◆ WRITTEN PROBLEM ◆
Reproduce all of the data exactly.

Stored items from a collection
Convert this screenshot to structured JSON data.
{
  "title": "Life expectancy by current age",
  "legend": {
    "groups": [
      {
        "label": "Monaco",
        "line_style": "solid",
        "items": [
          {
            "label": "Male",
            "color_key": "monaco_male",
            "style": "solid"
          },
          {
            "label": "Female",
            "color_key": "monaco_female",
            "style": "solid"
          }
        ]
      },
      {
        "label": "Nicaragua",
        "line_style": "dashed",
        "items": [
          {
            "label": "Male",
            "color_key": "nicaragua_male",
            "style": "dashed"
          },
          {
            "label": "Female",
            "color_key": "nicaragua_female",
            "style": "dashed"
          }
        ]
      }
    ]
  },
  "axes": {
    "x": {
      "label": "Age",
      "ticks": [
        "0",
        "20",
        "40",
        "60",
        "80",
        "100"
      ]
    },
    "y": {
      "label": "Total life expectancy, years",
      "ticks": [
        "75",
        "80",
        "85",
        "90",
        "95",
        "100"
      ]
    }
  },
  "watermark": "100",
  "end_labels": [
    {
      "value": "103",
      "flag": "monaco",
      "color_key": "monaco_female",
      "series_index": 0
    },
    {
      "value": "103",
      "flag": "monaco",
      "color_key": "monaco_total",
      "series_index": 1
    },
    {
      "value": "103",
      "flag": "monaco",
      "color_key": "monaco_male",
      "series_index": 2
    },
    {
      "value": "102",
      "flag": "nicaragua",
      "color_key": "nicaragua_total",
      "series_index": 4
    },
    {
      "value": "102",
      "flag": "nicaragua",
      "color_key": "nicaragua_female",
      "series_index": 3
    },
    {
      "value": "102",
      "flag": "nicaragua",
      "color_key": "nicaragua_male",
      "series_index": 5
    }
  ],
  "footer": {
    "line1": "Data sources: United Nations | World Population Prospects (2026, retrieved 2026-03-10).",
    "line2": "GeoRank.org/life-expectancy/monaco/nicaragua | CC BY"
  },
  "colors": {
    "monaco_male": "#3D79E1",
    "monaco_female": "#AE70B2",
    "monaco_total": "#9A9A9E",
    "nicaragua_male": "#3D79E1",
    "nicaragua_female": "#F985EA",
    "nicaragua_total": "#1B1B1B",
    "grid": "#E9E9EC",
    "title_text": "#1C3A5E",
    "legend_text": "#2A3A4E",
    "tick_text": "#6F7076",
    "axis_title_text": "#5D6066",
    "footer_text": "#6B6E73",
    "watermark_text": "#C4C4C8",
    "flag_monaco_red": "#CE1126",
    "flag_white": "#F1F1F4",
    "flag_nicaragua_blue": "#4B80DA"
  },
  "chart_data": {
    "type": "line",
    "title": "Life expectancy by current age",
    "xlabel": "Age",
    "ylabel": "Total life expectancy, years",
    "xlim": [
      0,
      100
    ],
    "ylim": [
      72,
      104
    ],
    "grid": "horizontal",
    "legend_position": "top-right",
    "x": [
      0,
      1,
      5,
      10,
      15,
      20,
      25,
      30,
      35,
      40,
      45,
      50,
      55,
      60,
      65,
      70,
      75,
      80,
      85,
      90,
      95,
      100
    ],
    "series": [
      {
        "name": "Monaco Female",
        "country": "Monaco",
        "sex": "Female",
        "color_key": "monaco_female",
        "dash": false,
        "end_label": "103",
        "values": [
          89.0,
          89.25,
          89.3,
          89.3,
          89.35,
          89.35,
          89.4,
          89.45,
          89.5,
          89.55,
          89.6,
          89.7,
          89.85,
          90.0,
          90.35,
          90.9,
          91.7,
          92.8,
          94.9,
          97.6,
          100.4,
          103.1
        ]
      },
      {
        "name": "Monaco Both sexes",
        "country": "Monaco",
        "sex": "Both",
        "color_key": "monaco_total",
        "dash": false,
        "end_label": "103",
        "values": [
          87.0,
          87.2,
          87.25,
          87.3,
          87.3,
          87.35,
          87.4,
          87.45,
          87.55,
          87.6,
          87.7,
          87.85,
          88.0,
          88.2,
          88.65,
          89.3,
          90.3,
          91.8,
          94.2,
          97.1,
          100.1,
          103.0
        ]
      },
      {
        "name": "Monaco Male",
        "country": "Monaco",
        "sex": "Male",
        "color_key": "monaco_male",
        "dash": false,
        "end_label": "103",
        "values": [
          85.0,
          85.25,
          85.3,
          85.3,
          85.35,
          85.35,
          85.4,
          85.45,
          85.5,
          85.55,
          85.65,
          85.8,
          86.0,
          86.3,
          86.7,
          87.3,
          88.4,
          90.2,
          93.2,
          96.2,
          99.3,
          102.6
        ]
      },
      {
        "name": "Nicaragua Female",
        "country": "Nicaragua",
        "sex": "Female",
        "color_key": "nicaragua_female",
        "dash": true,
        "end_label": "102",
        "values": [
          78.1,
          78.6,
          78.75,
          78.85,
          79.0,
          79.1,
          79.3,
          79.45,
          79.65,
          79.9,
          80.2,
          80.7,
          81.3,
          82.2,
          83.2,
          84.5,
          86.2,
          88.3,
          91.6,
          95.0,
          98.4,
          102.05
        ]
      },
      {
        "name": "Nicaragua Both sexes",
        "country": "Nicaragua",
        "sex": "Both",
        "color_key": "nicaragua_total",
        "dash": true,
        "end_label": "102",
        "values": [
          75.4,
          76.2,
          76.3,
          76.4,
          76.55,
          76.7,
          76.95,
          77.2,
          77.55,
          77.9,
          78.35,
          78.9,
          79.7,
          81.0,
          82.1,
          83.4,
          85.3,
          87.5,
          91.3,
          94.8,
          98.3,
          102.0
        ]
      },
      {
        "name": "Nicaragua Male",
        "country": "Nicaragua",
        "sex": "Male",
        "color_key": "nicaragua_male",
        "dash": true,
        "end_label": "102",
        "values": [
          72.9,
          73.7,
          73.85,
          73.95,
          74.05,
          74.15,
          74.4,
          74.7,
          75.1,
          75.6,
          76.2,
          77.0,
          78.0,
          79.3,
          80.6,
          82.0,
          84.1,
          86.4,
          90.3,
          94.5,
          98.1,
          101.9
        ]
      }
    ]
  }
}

◆ FINAL RESULT ◆
Convert this screenshot to structured JSON data.
{
  "title": "Life expectancy by current age",
  "legend": {
    "groups": [
      {
        "label": "Monaco",
        "line_style": "solid",
        "items": [
          {
            "label": "Male",
            "color_key": "monaco_male",
            "style": "solid"
          },
          {
            "label": "Female",
            "color_key": "monaco_female",
            "style": "solid"
          }
        ]
      },
      {
        "label": "Nicaragua",
        "line_style": "dashed",
        "items": [
          {
            "label": "Male",
            "color_key": "nicaragua_male",
            "style": "dashed"
          },
          {
            "label": "Female",
            "color_key": "nicaragua_female",
            "style": "dashed"
          }
        ]
      }
    ]
  },
  "axes": {
    "x": {
      "label": "Age",
      "ticks": [
        "0",
        "20",
        "40",
        "60",
        "80",
        "100"
      ]
    },
    "y": {
      "label": "Total life expectancy, years",
      "ticks": [
        "75",
        "80",
        "85",
        "90",
        "95",
        "100"
      ]
    }
  },
  "watermark": "100",
  "end_labels": [
    {
      "value": "103",
      "flag": "monaco",
      "color_key": "monaco_female",
      "series_index": 0
    },
    {
      "value": "103",
      "flag": "monaco",
      "color_key": "monaco_total",
      "series_index": 1
    },
    {
      "value": "103",
      "flag": "monaco",
      "color_key": "monaco_male",
      "series_index": 2
    },
    {
      "value": "102",
      "flag": "nicaragua",
      "color_key": "nicaragua_total",
      "series_index": 4
    },
    {
      "value": "102",
      "flag": "nicaragua",
      "color_key": "nicaragua_female",
      "series_index": 3
    },
    {
      "value": "102",
      "flag": "nicaragua",
      "color_key": "nicaragua_male",
      "series_index": 5
    }
  ],
  "footer": {
    "line1": "Data sources: United Nations | World Population Prospects (2026, retrieved 2026-03-10).",
    "line2": "GeoRank.org/life-expectancy/monaco/nicaragua | CC BY"
  },
  "colors": {
    "monaco_male": "#3D79E1",
    "monaco_female": "#AE70B2",
    "monaco_total": "#9A9A9E",
    "nicaragua_male": "#3D79E1",
    "nicaragua_female": "#F985EA",
    "nicaragua_total": "#1B1B1B",
    "grid": "#E9E9EC",
    "title_text": "#1C3A5E",
    "legend_text": "#2A3A4E",
    "tick_text": "#6F7076",
    "axis_title_text": "#5D6066",
    "footer_text": "#6B6E73",
    "watermark_text": "#C4C4C8",
    "flag_monaco_red": "#CE1126",
    "flag_white": "#F1F1F4",
    "flag_nicaragua_blue": "#4B80DA"
  },
  "chart_data": {
    "type": "line",
    "title": "Life expectancy by current age",
    "xlabel": "Age",
    "ylabel": "Total life expectancy, years",
    "xlim": [
      0,
      100
    ],
    "ylim": [
      72,
      104
    ],
    "grid": "horizontal",
    "legend_position": "top-right",
    "x": [
      0,
      1,
      5,
      10,
      15,
      20,
      25,
      30,
      35,
      40,
      45,
      50,
      55,
      60,
      65,
      70,
      75,
      80,
      85,
      90,
      95,
      100
    ],
    "series": [
      {
        "name": "Monaco Female",
        "country": "Monaco",
        "sex": "Female",
        "color_key": "monaco_female",
        "dash": false,
        "end_label": "103",
        "values": [
          89.0,
          89.25,
          89.3,
          89.3,
          89.35,
          89.35,
          89.4,
          89.45,
          89.5,
          89.55,
          89.6,
          89.7,
          89.85,
          90.0,
          90.35,
          90.9,
          91.7,
          92.8,
          94.9,
          97.6,
          100.4,
          103.1
        ]
      },
      {
        "name": "Monaco Both sexes",
        "country": "Monaco",
        "sex": "Both",
        "color_key": "monaco_total",
        "dash": false,
        "end_label": "103",
        "values": [
          87.0,
          87.2,
          87.25,
          87.3,
          87.3,
          87.35,
          87.4,
          87.45,
          87.55,
          87.6,
          87.7,
          87.85,
          88.0,
          88.2,
          88.65,
          89.3,
          90.3,
          91.8,
          94.2,
          97.1,
          100.1,
          103.0
        ]
      },
      {
        "name": "Monaco Male",
        "country": "Monaco",
        "sex": "Male",
        "color_key": "monaco_male",
        "dash": false,
        "end_label": "103",
        "values": [
          85.0,
          85.25,
          85.3,
          85.3,
          85.35,
          85.35,
          85.4,
          85.45,
          85.5,
          85.55,
          85.65,
          85.8,
          86.0,
          86.3,
          86.7,
          87.3,
          88.4,
          90.2,
          93.2,
          96.2,
          99.3,
          102.6
        ]
      },
      {
        "name": "Nicaragua Female",
        "country": "Nicaragua",
        "sex": "Female",
        "color_key": "nicaragua_female",
        "dash": true,
        "end_label": "102",
        "values": [
          78.1,
          78.6,
          78.75,
          78.85,
          79.0,
          79.1,
          79.3,
          79.45,
          79.65,
          79.9,
          80.2,
          80.7,
          81.3,
          82.2,
          83.2,
          84.5,
          86.2,
          88.3,
          91.6,
          95.0,
          98.4,
          102.05
        ]
      },
      {
        "name": "Nicaragua Both sexes",
        "country": "Nicaragua",
        "sex": "Both",
        "color_key": "nicaragua_total",
        "dash": true,
        "end_label": "102",
        "values": [
          75.4,
          76.2,
          76.3,
          76.4,
          76.55,
          76.7,
          76.95,
          77.2,
          77.55,
          77.9,
          78.35,
          78.9,
          79.7,
          81.0,
          82.1,
          83.4,
          85.3,
          87.5,
          91.3,
          94.8,
          98.3,
          102.0
        ]
      },
      {
        "name": "Nicaragua Male",
        "country": "Nicaragua",
        "sex": "Male",
        "color_key": "nicaragua_male",
        "dash": true,
        "end_label": "102",
        "values": [
          72.9,
          73.7,
          73.85,
          73.95,
          74.05,
          74.15,
          74.4,
          74.7,
          75.1,
          75.6,
          76.2,
          77.0,
          78.0,
          79.3,
          80.6,
          82.0,
          84.1,
          86.4,
          90.3,
          94.5,
          98.1,
          101.9
        ]
      }
    ]
  }
}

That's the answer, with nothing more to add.